---------- Data shown

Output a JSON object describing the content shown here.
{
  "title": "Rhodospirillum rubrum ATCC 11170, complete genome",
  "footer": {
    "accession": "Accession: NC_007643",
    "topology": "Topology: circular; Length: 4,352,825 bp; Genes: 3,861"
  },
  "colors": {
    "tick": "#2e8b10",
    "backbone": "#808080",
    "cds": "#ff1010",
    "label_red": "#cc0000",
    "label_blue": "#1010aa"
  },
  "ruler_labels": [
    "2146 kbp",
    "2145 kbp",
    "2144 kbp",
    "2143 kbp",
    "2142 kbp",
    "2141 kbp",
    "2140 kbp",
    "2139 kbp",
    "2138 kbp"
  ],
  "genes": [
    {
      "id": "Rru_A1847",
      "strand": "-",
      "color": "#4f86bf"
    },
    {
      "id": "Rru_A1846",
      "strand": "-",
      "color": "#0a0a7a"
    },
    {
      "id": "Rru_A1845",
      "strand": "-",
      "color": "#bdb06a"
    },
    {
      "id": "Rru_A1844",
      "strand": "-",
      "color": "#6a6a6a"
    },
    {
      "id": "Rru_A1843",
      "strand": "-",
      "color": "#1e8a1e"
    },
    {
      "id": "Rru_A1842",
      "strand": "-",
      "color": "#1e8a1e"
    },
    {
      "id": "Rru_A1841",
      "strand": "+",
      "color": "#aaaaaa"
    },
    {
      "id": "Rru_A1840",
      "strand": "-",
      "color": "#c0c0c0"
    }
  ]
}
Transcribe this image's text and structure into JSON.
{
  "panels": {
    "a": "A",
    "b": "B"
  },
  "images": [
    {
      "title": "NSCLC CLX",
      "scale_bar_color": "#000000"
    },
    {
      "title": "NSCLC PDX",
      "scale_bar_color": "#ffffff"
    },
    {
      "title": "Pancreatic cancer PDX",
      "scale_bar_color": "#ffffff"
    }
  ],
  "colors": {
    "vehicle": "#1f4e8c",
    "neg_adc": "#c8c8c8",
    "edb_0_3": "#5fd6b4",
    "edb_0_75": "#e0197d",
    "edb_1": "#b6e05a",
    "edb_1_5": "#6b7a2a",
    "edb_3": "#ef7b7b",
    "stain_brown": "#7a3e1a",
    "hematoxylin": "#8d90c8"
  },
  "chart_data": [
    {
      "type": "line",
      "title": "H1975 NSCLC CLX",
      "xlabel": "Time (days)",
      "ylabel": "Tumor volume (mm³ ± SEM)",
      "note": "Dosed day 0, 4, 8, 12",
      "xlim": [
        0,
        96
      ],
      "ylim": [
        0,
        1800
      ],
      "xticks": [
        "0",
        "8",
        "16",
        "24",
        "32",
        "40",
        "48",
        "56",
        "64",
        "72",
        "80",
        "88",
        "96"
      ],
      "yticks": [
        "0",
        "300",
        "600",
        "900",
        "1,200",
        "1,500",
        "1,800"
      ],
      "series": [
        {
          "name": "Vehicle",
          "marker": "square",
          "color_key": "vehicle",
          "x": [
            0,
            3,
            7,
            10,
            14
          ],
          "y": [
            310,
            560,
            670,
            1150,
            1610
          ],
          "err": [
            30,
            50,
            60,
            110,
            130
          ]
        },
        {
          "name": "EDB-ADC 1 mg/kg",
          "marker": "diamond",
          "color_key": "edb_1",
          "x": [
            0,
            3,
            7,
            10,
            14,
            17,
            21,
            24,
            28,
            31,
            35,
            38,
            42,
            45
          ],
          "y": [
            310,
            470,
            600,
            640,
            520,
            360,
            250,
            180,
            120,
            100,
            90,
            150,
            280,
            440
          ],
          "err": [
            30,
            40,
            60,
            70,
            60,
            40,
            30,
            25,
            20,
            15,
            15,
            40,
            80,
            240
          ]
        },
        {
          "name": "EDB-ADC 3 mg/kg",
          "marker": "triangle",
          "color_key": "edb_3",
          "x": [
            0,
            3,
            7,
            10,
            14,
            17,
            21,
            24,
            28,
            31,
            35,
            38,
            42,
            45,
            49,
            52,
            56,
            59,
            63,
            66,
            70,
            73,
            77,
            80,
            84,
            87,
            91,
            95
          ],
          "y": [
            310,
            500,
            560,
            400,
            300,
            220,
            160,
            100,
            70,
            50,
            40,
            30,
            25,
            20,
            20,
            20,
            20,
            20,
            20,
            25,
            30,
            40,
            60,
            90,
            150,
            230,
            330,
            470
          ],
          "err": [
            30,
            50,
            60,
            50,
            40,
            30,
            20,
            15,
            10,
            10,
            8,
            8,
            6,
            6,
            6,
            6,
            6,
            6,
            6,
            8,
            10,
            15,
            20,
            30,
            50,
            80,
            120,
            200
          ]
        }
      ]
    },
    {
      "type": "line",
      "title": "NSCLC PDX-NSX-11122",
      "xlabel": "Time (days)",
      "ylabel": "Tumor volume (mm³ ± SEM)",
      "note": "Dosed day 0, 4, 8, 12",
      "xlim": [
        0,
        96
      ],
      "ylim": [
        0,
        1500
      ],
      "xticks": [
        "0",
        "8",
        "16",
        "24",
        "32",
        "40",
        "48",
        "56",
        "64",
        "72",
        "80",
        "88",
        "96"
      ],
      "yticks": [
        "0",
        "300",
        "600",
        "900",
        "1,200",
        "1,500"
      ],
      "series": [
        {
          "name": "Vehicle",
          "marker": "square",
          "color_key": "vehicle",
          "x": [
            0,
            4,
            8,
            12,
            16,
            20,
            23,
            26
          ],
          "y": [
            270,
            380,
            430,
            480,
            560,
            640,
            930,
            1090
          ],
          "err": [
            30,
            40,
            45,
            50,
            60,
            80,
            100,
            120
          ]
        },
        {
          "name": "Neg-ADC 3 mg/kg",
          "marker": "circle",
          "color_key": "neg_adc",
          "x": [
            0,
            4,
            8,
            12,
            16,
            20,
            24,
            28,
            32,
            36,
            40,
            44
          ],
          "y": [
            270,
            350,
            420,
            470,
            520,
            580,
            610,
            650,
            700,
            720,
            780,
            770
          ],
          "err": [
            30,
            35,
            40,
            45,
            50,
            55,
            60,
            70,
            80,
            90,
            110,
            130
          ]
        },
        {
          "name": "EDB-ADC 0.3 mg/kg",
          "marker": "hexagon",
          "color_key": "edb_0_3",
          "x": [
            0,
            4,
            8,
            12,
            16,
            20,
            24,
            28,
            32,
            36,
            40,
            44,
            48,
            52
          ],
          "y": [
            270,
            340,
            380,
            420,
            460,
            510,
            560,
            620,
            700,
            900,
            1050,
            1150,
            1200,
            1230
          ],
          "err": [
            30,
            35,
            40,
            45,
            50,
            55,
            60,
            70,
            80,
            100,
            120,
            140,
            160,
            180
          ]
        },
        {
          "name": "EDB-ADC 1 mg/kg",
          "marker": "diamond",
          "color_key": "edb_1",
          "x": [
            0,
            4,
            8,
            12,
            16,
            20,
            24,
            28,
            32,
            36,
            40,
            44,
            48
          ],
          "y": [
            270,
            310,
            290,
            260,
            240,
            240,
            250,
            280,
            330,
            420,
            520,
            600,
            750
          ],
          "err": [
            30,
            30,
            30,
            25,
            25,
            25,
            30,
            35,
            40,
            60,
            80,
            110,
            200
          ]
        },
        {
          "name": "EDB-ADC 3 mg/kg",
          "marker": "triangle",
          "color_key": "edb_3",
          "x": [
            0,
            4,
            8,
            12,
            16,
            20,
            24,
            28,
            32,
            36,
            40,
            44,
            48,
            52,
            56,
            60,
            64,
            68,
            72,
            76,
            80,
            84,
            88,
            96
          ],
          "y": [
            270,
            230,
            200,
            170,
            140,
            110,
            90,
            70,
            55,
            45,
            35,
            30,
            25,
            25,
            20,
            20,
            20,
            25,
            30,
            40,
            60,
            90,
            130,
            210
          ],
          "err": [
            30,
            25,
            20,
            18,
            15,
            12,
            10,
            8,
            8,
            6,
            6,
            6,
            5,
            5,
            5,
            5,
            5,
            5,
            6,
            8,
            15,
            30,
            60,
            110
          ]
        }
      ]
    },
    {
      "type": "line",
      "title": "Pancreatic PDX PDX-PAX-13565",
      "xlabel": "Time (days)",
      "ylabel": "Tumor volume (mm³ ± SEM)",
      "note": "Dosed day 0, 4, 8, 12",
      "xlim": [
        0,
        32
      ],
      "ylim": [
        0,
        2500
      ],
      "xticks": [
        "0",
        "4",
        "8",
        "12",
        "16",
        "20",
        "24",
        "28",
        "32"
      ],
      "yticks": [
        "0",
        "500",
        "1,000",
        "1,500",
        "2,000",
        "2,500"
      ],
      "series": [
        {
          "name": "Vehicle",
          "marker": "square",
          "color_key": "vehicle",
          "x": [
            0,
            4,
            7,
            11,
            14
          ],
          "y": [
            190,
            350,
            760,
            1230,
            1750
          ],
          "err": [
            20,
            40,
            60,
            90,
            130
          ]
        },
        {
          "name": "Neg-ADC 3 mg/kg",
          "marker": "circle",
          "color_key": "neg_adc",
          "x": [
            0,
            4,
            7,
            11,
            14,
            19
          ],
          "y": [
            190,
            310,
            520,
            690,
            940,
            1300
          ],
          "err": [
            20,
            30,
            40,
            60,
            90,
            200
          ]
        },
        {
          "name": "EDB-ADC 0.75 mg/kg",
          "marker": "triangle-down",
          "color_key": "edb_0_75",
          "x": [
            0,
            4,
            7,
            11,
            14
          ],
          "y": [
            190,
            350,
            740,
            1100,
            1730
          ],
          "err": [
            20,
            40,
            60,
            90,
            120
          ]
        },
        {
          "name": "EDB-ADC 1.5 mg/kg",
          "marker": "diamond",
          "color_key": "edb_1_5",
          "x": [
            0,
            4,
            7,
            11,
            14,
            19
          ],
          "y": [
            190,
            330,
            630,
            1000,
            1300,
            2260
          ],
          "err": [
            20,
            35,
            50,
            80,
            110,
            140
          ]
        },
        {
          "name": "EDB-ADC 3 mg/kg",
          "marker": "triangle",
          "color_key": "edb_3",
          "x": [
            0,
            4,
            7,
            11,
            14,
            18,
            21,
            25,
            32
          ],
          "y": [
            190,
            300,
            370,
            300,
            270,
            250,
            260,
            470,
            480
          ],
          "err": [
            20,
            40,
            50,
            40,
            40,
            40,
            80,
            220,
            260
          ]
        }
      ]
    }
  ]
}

--------------------

■ Task objective ■
In how many lines of the material does the word "NSCLC" occur? Reply with only that number.

■ Result ■
4